Aim of the task: Give the data again, word for word.

Raw records:
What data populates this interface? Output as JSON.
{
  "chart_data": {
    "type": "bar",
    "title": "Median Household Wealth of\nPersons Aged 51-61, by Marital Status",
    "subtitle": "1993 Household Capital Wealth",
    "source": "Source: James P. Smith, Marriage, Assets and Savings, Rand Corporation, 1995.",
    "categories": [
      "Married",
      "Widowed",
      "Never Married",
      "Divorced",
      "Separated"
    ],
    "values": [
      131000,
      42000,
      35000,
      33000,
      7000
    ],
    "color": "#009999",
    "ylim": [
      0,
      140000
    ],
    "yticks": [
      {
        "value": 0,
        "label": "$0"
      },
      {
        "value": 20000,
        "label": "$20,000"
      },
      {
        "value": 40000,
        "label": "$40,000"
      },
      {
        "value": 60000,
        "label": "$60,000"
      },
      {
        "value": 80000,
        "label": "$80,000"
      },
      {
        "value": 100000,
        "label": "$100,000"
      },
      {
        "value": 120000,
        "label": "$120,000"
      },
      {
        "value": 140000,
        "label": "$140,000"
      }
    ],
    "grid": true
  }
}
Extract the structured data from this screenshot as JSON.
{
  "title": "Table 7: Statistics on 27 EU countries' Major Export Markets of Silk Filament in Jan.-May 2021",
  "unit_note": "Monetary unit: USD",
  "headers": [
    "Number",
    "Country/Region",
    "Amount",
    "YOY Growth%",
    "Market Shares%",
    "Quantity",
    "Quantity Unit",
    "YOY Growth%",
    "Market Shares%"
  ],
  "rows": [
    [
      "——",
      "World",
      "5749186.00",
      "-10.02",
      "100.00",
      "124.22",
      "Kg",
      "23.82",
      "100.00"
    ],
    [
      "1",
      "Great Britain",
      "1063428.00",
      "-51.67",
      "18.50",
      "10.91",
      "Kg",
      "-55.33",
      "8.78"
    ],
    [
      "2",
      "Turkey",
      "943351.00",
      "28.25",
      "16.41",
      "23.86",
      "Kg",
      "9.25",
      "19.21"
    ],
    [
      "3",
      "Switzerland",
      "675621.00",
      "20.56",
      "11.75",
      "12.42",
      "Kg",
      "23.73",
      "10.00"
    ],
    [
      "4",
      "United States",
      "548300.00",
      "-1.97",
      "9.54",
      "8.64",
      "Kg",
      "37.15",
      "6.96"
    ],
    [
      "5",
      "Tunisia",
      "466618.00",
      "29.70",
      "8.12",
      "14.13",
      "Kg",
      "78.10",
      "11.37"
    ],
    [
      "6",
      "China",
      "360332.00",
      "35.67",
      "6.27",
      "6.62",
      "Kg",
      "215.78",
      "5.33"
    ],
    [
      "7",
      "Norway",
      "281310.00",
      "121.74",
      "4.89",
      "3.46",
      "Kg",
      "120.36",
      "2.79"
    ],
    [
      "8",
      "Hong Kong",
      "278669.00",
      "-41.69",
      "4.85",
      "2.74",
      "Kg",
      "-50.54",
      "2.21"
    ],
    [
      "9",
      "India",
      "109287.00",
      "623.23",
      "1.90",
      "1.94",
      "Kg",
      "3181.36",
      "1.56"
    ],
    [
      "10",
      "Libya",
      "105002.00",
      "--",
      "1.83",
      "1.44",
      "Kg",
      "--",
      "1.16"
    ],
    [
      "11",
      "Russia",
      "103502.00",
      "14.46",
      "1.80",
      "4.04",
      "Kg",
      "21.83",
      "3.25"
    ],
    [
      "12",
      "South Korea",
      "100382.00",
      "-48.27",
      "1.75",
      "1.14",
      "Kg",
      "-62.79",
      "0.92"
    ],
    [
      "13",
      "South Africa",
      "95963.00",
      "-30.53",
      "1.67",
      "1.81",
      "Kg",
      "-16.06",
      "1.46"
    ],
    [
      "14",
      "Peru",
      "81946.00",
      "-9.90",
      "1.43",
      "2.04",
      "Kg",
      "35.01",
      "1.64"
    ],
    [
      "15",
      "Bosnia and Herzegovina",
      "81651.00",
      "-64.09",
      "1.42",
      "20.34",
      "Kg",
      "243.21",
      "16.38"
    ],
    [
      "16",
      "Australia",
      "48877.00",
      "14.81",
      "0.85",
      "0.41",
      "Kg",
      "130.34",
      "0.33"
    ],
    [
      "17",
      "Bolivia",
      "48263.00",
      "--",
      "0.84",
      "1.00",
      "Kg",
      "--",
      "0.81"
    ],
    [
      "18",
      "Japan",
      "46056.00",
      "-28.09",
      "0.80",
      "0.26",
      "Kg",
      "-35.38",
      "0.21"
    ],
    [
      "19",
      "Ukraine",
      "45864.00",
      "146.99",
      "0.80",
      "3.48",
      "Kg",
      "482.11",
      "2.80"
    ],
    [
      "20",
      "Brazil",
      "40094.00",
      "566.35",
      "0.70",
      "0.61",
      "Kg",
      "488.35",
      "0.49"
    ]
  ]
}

Answer for the task:
What data populates this interface? Output as JSON.
{
  "chart_data": {
    "type": "bar",
    "title": "Median Household Wealth of\nPersons Aged 51-61, by Marital Status",
    "subtitle": "1993 Household Capital Wealth",
    "source": "Source: James P. Smith, Marriage, Assets and Savings, Rand Corporation, 1995.",
    "categories": [
      "Married",
      "Widowed",
      "Never Married",
      "Divorced",
      "Separated"
    ],
    "values": [
      131000,
      42000,
      35000,
      33000,
      7000
    ],
    "color": "#009999",
    "ylim": [
      0,
      140000
    ],
    "yticks": [
      {
        "value": 0,
        "label": "$0"
      },
      {
        "value": 20000,
        "label": "$20,000"
      },
      {
        "value": 40000,
        "label": "$40,000"
      },
      {
        "value": 60000,
        "label": "$60,000"
      },
      {
        "value": 80000,
        "label": "$80,000"
      },
      {
        "value": 100000,
        "label": "$100,000"
      },
      {
        "value": 120000,
        "label": "$120,000"
      },
      {
        "value": 140000,
        "label": "$140,000"
      }
    ],
    "grid": true
  }
}
Extract the structured data from this screenshot as JSON.
{
  "title": "Table 7: Statistics on 27 EU countries' Major Export Markets of Silk Filament in Jan.-May 2021",
  "unit_note": "Monetary unit: USD",
  "headers": [
    "Number",
    "Country/Region",
    "Amount",
    "YOY Growth%",
    "Market Shares%",
    "Quantity",
    "Quantity Unit",
    "YOY Growth%",
    "Market Shares%"
  ],
  "rows": [
    [
      "——",
      "World",
      "5749186.00",
      "-10.02",
      "100.00",
      "124.22",
      "Kg",
      "23.82",
      "100.00"
    ],
    [
      "1",
      "Great Britain",
      "1063428.00",
      "-51.67",
      "18.50",
      "10.91",
      "Kg",
      "-55.33",
      "8.78"
    ],
    [
      "2",
      "Turkey",
      "943351.00",
      "28.25",
      "16.41",
      "23.86",
      "Kg",
      "9.25",
      "19.21"
    ],
    [
      "3",
      "Switzerland",
      "675621.00",
      "20.56",
      "11.75",
      "12.42",
      "Kg",
      "23.73",
      "10.00"
    ],
    [
      "4",
      "United States",
      "548300.00",
      "-1.97",
      "9.54",
      "8.64",
      "Kg",
      "37.15",
      "6.96"
    ],
    [
      "5",
      "Tunisia",
      "466618.00",
      "29.70",
      "8.12",
      "14.13",
      "Kg",
      "78.10",
      "11.37"
    ],
    [
      "6",
      "China",
      "360332.00",
      "35.67",
      "6.27",
      "6.62",
      "Kg",
      "215.78",
      "5.33"
    ],
    [
      "7",
      "Norway",
      "281310.00",
      "121.74",
      "4.89",
      "3.46",
      "Kg",
      "120.36",
      "2.79"
    ],
    [
      "8",
      "Hong Kong",
      "278669.00",
      "-41.69",
      "4.85",
      "2.74",
      "Kg",
      "-50.54",
      "2.21"
    ],
    [
      "9",
      "India",
      "109287.00",
      "623.23",
      "1.90",
      "1.94",
      "Kg",
      "3181.36",
      "1.56"
    ],
    [
      "10",
      "Libya",
      "105002.00",
      "--",
      "1.83",
      "1.44",
      "Kg",
      "--",
      "1.16"
    ],
    [
      "11",
      "Russia",
      "103502.00",
      "14.46",
      "1.80",
      "4.04",
      "Kg",
      "21.83",
      "3.25"
    ],
    [
      "12",
      "South Korea",
      "100382.00",
      "-48.27",
      "1.75",
      "1.14",
      "Kg",
      "-62.79",
      "0.92"
    ],
    [
      "13",
      "South Africa",
      "95963.00",
      "-30.53",
      "1.67",
      "1.81",
      "Kg",
      "-16.06",
      "1.46"
    ],
    [
      "14",
      "Peru",
      "81946.00",
      "-9.90",
      "1.43",
      "2.04",
      "Kg",
      "35.01",
      "1.64"
    ],
    [
      "15",
      "Bosnia and Herzegovina",
      "81651.00",
      "-64.09",
      "1.42",
      "20.34",
      "Kg",
      "243.21",
      "16.38"
    ],
    [
      "16",
      "Australia",
      "48877.00",
      "14.81",
      "0.85",
      "0.41",
      "Kg",
      "130.34",
      "0.33"
    ],
    [
      "17",
      "Bolivia",
      "48263.00",
      "--",
      "0.84",
      "1.00",
      "Kg",
      "--",
      "0.81"
    ],
    [
      "18",
      "Japan",
      "46056.00",
      "-28.09",
      "0.80",
      "0.26",
      "Kg",
      "-35.38",
      "0.21"
    ],
    [
      "19",
      "Ukraine",
      "45864.00",
      "146.99",
      "0.80",
      "3.48",
      "Kg",
      "482.11",
      "2.80"
    ],
    [
      "20",
      "Brazil",
      "40094.00",
      "566.35",
      "0.70",
      "0.61",
      "Kg",
      "488.35",
      "0.49"
    ]
  ]
}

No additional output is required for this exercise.